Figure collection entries
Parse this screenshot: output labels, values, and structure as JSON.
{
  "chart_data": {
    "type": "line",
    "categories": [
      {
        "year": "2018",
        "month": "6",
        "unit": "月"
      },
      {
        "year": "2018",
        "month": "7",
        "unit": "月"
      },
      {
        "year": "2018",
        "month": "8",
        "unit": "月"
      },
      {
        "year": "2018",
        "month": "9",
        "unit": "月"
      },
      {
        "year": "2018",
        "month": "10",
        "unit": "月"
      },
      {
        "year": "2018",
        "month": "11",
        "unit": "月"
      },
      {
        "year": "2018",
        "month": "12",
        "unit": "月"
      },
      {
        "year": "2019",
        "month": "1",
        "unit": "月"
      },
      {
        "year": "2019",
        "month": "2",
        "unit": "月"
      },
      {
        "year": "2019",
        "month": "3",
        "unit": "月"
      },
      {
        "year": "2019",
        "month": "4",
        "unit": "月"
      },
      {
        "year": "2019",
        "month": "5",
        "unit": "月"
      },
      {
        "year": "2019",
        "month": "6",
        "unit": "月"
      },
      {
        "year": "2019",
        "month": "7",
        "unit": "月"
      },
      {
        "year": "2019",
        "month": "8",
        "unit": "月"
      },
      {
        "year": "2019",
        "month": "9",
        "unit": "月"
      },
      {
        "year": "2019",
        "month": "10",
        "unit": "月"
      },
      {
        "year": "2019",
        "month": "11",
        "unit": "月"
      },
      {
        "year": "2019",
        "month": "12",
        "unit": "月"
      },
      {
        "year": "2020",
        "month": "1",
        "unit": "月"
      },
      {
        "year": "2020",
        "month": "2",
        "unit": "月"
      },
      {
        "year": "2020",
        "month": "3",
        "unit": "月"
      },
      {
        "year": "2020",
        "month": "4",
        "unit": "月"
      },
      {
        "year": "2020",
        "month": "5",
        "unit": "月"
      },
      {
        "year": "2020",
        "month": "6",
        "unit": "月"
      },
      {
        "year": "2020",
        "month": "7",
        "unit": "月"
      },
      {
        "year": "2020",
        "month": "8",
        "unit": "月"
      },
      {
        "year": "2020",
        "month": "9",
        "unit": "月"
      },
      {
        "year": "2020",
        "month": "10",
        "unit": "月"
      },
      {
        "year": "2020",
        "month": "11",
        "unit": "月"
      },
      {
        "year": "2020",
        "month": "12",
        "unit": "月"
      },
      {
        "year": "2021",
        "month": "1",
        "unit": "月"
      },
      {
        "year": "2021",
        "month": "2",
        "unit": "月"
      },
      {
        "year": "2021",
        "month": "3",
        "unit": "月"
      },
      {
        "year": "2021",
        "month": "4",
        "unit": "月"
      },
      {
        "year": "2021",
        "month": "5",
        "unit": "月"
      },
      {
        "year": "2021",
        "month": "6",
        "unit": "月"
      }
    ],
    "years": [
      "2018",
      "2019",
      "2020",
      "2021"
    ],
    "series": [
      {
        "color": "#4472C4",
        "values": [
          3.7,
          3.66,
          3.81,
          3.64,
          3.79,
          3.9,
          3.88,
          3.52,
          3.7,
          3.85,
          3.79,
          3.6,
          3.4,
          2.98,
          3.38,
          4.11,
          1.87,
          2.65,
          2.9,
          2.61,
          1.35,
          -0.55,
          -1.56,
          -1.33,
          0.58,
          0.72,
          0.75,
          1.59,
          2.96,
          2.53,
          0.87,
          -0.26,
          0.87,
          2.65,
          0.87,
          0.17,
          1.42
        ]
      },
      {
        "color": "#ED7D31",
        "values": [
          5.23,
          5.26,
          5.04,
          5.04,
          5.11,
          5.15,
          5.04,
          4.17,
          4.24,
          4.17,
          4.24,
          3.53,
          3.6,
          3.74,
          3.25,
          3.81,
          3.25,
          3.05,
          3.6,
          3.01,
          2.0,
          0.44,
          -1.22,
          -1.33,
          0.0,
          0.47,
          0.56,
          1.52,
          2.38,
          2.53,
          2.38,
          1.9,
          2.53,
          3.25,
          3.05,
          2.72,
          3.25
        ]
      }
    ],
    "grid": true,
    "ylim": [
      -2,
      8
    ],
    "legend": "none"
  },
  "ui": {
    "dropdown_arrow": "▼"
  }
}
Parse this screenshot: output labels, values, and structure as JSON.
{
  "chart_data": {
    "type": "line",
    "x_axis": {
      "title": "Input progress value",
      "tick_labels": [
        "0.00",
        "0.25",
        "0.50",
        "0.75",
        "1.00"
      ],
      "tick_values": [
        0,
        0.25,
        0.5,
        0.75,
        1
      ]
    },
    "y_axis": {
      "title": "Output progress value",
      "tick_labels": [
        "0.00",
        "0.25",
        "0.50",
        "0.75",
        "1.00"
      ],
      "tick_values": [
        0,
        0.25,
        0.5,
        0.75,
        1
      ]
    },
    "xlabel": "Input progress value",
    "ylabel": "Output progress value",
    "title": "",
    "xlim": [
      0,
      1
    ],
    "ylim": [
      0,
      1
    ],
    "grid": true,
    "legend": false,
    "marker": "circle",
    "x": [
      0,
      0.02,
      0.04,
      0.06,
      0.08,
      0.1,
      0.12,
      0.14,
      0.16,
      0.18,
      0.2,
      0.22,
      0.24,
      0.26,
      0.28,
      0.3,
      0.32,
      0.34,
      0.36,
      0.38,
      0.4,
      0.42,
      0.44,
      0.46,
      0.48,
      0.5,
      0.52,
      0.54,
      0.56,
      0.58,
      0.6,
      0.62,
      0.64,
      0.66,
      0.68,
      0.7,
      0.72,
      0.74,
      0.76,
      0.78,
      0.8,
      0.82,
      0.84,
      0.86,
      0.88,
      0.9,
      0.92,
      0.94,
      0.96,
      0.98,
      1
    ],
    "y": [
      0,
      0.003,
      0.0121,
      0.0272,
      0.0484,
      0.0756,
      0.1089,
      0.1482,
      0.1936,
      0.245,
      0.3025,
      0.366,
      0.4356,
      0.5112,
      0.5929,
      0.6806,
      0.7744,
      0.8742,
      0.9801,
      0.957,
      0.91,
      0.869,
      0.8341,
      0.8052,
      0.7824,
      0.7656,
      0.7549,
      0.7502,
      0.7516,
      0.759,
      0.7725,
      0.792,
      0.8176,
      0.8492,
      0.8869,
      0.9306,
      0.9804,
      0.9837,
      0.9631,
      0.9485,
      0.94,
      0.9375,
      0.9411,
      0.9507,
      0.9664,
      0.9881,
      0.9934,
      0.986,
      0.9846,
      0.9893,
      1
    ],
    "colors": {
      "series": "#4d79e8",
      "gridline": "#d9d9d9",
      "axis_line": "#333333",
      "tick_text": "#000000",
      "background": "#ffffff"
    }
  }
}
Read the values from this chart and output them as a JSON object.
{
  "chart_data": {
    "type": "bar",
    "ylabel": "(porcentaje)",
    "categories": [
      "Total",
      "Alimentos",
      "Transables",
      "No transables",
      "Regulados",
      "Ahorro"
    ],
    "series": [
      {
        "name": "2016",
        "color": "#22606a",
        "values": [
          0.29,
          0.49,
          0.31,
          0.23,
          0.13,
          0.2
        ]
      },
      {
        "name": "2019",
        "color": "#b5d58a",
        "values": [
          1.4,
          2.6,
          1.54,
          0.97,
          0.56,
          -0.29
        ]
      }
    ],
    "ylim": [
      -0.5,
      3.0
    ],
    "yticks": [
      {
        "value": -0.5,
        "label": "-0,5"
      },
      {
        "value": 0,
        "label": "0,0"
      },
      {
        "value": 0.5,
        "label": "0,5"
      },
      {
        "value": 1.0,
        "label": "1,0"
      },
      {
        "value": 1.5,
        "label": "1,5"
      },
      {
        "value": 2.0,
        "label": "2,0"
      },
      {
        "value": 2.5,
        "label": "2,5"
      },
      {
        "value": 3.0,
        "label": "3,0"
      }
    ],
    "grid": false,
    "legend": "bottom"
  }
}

- **EXERCISE INSTRUCTIONS**:
Look back over the material above and state how many lines hold the word "ylabel". Write the number and nothing else.

- **EXERCISE RESPONSE**:
2